PROBLEM STATEMENT — Copy, from the entries below, each line in which the string "print" appears.

LISTED RECORDS —
########
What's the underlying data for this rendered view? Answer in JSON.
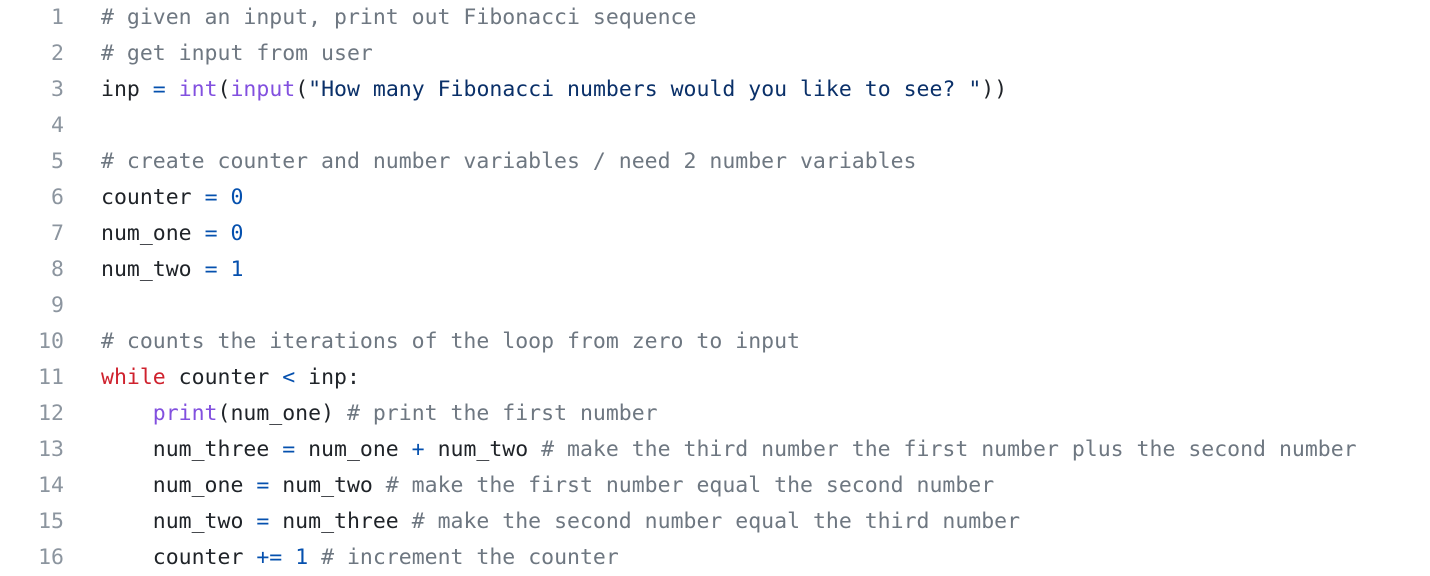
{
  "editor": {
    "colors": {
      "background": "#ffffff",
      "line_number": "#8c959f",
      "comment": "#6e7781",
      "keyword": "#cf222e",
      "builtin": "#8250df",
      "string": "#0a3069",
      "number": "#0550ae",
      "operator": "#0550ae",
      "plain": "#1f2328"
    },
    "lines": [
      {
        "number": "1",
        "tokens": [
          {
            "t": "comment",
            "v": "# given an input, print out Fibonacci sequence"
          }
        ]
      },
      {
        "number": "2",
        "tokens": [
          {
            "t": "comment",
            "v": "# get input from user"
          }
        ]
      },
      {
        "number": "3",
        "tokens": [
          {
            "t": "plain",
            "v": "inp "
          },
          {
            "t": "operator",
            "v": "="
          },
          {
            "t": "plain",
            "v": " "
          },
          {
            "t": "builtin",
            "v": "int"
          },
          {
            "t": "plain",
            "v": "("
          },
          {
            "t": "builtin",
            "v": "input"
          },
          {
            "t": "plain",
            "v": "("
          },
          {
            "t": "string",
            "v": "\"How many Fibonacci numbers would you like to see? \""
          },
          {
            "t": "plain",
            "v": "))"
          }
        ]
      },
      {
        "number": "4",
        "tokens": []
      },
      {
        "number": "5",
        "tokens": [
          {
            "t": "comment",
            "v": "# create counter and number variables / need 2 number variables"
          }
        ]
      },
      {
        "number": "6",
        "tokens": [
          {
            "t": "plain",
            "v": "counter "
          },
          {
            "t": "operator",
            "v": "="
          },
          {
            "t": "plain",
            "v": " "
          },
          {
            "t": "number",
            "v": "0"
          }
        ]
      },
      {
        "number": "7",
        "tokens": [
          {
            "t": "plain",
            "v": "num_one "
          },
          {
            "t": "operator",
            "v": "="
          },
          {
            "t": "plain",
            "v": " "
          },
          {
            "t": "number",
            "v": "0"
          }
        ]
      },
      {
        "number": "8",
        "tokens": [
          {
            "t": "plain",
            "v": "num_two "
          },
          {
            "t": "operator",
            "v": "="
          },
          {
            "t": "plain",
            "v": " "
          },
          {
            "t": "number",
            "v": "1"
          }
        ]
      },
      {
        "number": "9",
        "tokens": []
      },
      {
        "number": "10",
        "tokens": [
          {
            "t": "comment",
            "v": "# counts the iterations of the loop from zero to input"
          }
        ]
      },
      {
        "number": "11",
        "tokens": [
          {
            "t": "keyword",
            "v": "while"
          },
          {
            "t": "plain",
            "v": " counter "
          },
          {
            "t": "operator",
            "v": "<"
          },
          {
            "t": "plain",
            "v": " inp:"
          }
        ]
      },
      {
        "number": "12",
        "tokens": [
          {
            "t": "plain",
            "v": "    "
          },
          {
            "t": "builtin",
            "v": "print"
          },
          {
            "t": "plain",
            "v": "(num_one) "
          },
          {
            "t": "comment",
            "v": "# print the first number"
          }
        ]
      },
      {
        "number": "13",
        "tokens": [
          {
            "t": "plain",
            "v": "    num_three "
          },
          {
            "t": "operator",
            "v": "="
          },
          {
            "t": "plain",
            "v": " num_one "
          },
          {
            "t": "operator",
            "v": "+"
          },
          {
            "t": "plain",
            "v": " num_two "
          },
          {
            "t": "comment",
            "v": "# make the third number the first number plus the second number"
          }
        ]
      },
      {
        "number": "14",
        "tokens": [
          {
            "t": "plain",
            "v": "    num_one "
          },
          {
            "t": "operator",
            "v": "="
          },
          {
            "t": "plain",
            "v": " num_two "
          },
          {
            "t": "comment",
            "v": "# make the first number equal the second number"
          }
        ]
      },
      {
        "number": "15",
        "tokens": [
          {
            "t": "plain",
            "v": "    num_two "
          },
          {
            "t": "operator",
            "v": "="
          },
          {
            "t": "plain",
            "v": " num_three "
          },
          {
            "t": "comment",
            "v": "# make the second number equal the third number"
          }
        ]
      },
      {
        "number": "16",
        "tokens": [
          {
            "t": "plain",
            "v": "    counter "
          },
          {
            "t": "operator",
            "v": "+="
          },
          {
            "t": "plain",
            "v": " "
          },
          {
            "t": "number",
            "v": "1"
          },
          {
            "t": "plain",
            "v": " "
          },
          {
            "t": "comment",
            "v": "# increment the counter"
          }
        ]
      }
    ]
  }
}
########
SOLVED EXERCISE —
            "v": "# given an input, print out Fibonacci sequence"
            "v": "print"
            "v": "# print the first number"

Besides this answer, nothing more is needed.